[Dataset records]
_ _ _ _
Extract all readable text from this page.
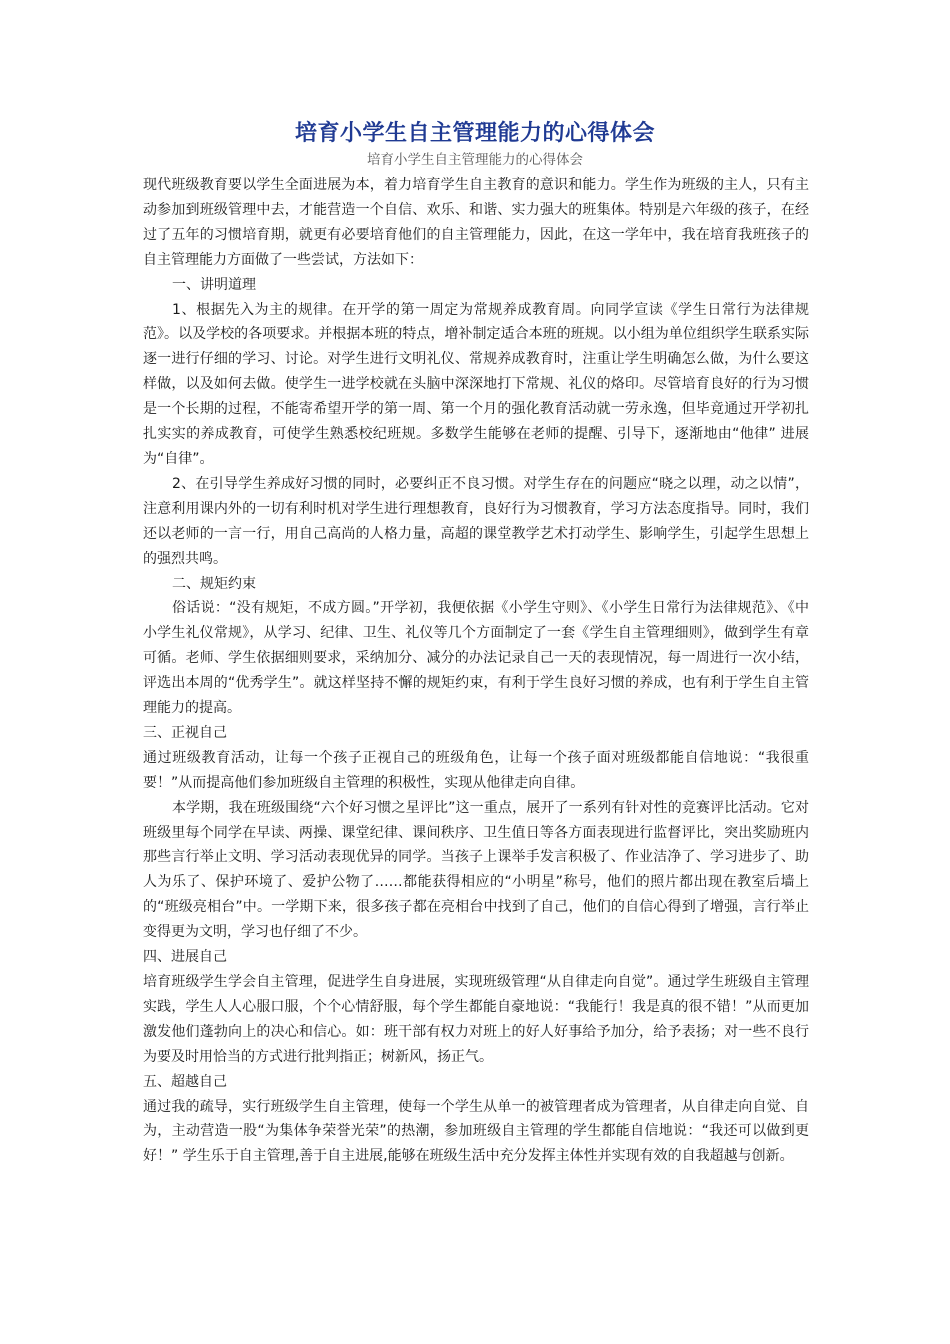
培育小学生自主管理能力的心得体会
培育小学生自主管理能力的心得体会

现代班级教育要以学生全面进展为本，着力培育学生自主教育的意识和能力。学生作为班级的主人，只有主动参加到班级管理中去，才能营造一个自信、欢乐、和谐、实力强大的班集体。特别是六年级的孩子，在经过了五年的习惯培育期，就更有必要培育他们的自主管理能力，因此，在这一学年中，我在培育我班孩子的自主管理能力方面做了一些尝试，方法如下：

一、讲明道理

1、根据先入为主的规律。在开学的第一周定为常规养成教育周。向同学宣读《学生日常行为法律规范》。以及学校的各项要求。并根据本班的特点，增补制定适合本班的班规。以小组为单位组织学生联系实际逐一进行仔细的学习、讨论。对学生进行文明礼仪、常规养成教育时，注重让学生明确怎么做，为什么要这样做，以及如何去做。使学生一进学校就在头脑中深深地打下常规、礼仪的烙印。尽管培育良好的行为习惯是一个长期的过程，不能寄希望开学的第一周、第一个月的强化教育活动就一劳永逸，但毕竟通过开学初扎扎实实的养成教育，可使学生熟悉校纪班规。多数学生能够在老师的提醒、引导下，逐渐地由“他律” 进展为“自律”。

2、在引导学生养成好习惯的同时，必要纠正不良习惯。对学生存在的问题应“晓之以理，动之以情”，注意利用课内外的一切有利时机对学生进行理想教育，良好行为习惯教育，学习方法态度指导。同时，我们还以老师的一言一行，用自己高尚的人格力量，高超的课堂教学艺术打动学生、影响学生，引起学生思想上的强烈共鸣。

二、规矩约束

俗话说：“没有规矩，不成方圆。”开学初，我便依据《小学生守则》、《小学生日常行为法律规范》、《中小学生礼仪常规》，从学习、纪律、卫生、礼仪等几个方面制定了一套《学生自主管理细则》，做到学生有章可循。老师、学生依据细则要求，采纳加分、减分的办法记录自己一天的表现情况，每一周进行一次小结，评选出本周的“优秀学生”。就这样坚持不懈的规矩约束，有利于学生良好习惯的养成，也有利于学生自主管理能力的提高。

三、正视自己

通过班级教育活动，让每一个孩子正视自己的班级角色，让每一个孩子面对班级都能自信地说：“我很重要！”从而提高他们参加班级自主管理的积极性，实现从他律走向自律。

本学期，我在班级围绕“六个好习惯之星评比”这一重点，展开了一系列有针对性的竞赛评比活动。它对班级里每个同学在早读、两操、课堂纪律、课间秩序、卫生值日等各方面表现进行监督评比，突出奖励班内那些言行举止文明、学习活动表现优异的同学。当孩子上课举手发言积极了、作业洁净了、学习进步了、助人为乐了、保护环境了、爱护公物了……都能获得相应的“小明星”称号，他们的照片都出现在教室后墙上的“班级亮相台”中。一学期下来，很多孩子都在亮相台中找到了自己，他们的自信心得到了增强，言行举止变得更为文明，学习也仔细了不少。

四、进展自己

培育班级学生学会自主管理，促进学生自身进展，实现班级管理“从自律走向自觉”。通过学生班级自主管理实践，学生人人心服口服，个个心情舒服，每个学生都能自豪地说：“我能行！我是真的很不错！”从而更加激发他们蓬勃向上的决心和信心。如：班干部有权力对班上的好人好事给予加分，给予表扬；对一些不良行为要及时用恰当的方式进行批判指正；树新风，扬正气。

五、超越自己

通过我的疏导，实行班级学生自主管理，使每一个学生从单一的被管理者成为管理者，从自律走向自觉、自为，主动营造一股“为集体争荣誉光荣”的热潮，参加班级自主管理的学生都能自信地说：“我还可以做到更好！” 学生乐于自主管理,善于自主进展,能够在班级生活中充分发挥主体性并实现有效的自我超越与创新。
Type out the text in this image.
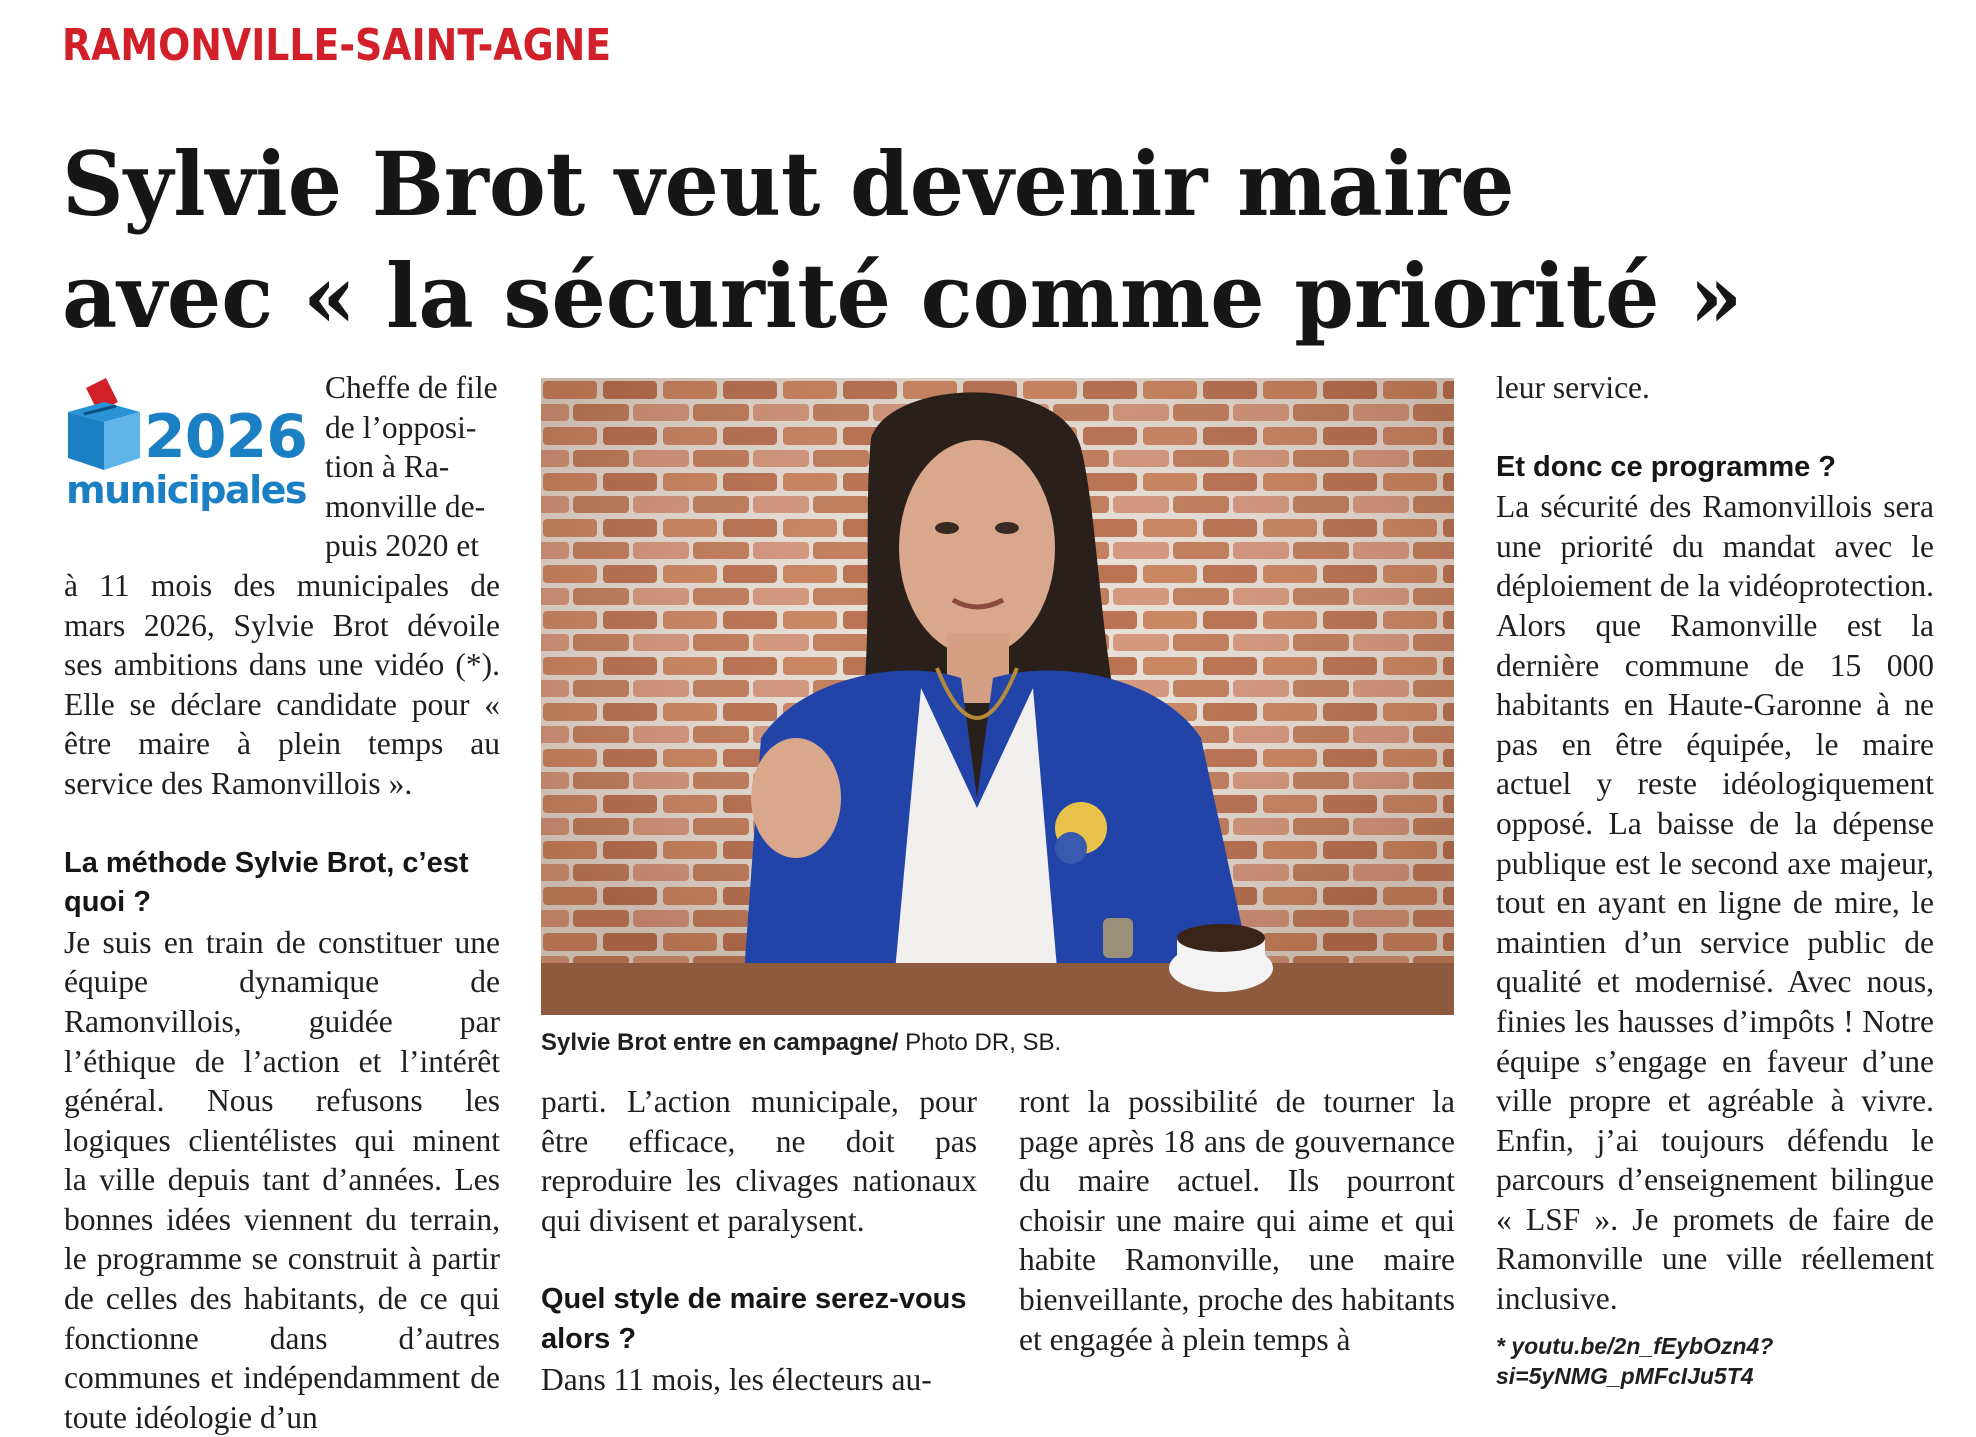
RAMONVILLE-SAINT-AGNE
Sylvie Brot veut devenir maire
avec « la sécurité comme priorité »
2026
municipales

Cheffe de file
de l’opposi-
tion à Ra-
monville de-
puis 2020 et

à 11 mois des municipales de mars 2026, Sylvie Brot dévoile ses ambitions dans une vidéo (*). Elle se déclare candidate pour « être maire à plein temps au service des Ramonvillois ».

La méthode Sylvie Brot, c’est quoi ?

Je suis en train de constituer une équipe dynamique de Ramonvillois, guidée par l’éthique de l’action et l’intérêt général. Nous refusons les logiques clientélistes qui minent la ville depuis tant d’années. Les bonnes idées viennent du terrain, le programme se construit à partir de celles des habitants, de ce qui fonctionne dans d’autres communes et indépendamment de toute idéologie d’un

Sylvie Brot entre en campagne/ Photo DR, SB.

parti. L’action municipale, pour être efficace, ne doit pas reproduire les clivages nationaux qui divisent et paralysent.

Quel style de maire serez-vous alors ?

Dans 11 mois, les électeurs au-

ront la possibilité de tourner la page après 18 ans de gouvernance du maire actuel. Ils pourront choisir une maire qui aime et qui habite Ramonville, une maire bienveillante, proche des habitants et engagée à plein temps à

leur service.

Et donc ce programme ?

La sécurité des Ramonvillois sera une priorité du mandat avec le déploiement de la vidéoprotection. Alors que Ramonville est la dernière commune de 15 000 habitants en Haute-Garonne à ne pas en être équipée, le maire actuel y reste idéologiquement opposé. La baisse de la dépense publique est le second axe majeur, tout en ayant en ligne de mire, le maintien d’un service public de qualité et modernisé. Avec nous, finies les hausses d’impôts ! Notre équipe s’engage en faveur d’une ville propre et agréable à vivre. Enfin, j’ai toujours défendu le parcours d’enseignement bilingue « LSF ». Je promets de faire de Ramonville une ville réellement inclusive.

* youtu.be/2n_fEybOzn4?si=5yNMG_pMFcIJu5T4
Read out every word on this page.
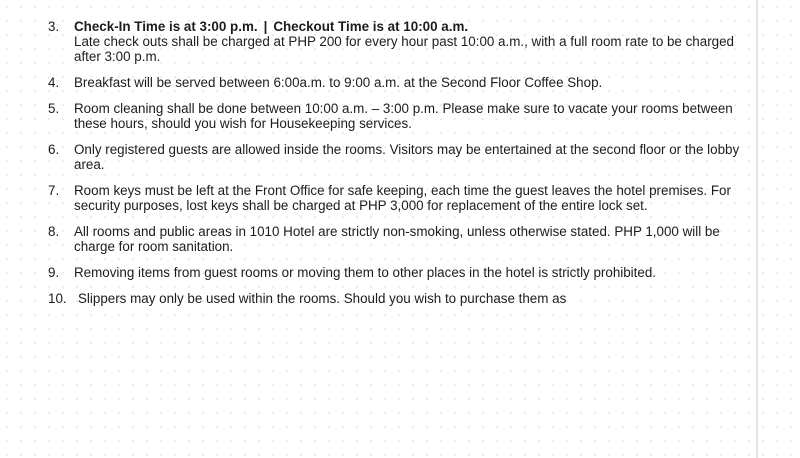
3. Check-In Time is at 3:00 p.m. | Checkout Time is at 10:00 a.m.
Late check outs shall be charged at PHP 200 for every hour past 10:00 a.m., with a full room rate to be charged after 3:00 p.m.
4. Breakfast will be served between 6:00a.m. to 9:00 a.m. at the Second Floor Coffee Shop.
5. Room cleaning shall be done between 10:00 a.m. – 3:00 p.m. Please make sure to vacate your rooms between these hours, should you wish for Housekeeping services.
6. Only registered guests are allowed inside the rooms. Visitors may be entertained at the second floor or the lobby area.
7. Room keys must be left at the Front Office for safe keeping, each time the guest leaves the hotel premises. For security purposes, lost keys shall be charged at PHP 3,000 for replacement of the entire lock set.
8. All rooms and public areas in 1010 Hotel are strictly non-smoking, unless otherwise stated. PHP 1,000 will be charge for room sanitation.
9. Removing items from guest rooms or moving them to other places in the hotel is strictly prohibited.
10. Slippers may only be used within the rooms. Should you wish to purchase them as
_ _ _ _
▶ [Set problem]: Copy out every line of the data that includes "them".

▶ [Result]:
9. Removing items from guest rooms or moving them to other places in the hotel is strictly prohibited.
10. Slippers may only be used within the rooms. Should you wish to purchase them as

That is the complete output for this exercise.